[Stored entries]

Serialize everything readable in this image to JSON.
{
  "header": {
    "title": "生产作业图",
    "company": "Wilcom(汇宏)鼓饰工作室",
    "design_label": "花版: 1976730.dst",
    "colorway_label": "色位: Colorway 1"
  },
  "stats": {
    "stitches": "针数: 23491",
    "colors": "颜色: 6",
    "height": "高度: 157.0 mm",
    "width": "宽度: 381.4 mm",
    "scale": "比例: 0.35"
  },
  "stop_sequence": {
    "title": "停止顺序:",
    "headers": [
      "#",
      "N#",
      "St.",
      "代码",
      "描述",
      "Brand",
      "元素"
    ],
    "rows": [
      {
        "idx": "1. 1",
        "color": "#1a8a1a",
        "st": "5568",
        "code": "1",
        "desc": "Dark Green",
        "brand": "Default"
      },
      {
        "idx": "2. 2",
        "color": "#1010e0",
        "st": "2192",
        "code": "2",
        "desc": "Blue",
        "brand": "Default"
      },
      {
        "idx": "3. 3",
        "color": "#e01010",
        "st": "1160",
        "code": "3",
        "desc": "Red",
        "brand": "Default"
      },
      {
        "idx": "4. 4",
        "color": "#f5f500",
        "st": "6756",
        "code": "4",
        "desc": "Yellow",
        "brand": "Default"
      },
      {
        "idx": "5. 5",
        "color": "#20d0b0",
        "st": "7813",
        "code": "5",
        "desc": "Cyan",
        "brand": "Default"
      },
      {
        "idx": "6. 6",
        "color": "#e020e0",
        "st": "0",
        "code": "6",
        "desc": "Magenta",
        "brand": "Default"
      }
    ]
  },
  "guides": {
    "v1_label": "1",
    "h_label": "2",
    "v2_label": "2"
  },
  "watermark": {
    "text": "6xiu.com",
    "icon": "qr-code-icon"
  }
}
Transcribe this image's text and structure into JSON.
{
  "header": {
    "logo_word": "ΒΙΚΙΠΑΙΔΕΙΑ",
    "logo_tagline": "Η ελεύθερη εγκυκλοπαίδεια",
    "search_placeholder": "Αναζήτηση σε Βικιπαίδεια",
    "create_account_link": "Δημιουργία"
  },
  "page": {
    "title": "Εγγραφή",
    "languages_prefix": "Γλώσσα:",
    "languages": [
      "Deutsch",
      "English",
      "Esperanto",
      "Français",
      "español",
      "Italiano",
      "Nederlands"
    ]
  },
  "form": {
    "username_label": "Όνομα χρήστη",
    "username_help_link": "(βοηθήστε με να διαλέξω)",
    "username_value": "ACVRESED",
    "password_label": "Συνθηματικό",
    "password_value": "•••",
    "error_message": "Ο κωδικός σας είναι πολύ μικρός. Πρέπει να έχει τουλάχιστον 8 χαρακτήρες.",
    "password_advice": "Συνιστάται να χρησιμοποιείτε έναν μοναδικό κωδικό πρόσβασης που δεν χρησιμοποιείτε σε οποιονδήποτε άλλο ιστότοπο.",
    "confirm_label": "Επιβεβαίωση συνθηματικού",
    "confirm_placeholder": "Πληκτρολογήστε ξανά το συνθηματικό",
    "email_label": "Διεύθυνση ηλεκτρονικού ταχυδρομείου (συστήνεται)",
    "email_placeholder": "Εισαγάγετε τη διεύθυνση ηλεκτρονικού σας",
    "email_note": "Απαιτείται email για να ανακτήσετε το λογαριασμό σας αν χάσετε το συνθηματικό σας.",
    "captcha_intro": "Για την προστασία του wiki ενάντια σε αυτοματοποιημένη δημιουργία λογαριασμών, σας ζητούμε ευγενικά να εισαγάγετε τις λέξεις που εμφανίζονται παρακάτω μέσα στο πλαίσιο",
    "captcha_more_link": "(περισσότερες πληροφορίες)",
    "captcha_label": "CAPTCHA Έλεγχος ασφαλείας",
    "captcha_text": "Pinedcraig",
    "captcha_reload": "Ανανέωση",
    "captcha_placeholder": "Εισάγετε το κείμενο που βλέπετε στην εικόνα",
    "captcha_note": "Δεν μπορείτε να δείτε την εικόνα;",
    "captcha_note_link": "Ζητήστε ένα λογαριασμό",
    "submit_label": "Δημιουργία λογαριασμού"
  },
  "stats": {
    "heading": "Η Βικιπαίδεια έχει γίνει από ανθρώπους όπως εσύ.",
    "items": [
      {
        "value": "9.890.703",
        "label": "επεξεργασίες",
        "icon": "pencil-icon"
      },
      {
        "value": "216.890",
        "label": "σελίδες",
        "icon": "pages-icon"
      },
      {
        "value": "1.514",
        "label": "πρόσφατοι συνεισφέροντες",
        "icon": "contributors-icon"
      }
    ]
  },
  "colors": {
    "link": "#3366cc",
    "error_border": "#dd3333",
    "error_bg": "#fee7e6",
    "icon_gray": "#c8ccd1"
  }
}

Prompt ->
From the listing, copy every line where the string "title" appears.

Solution to this problem ->
    "title": "生产作业图",
    "title": "停止顺序:",
    "title": "Εγγραφή",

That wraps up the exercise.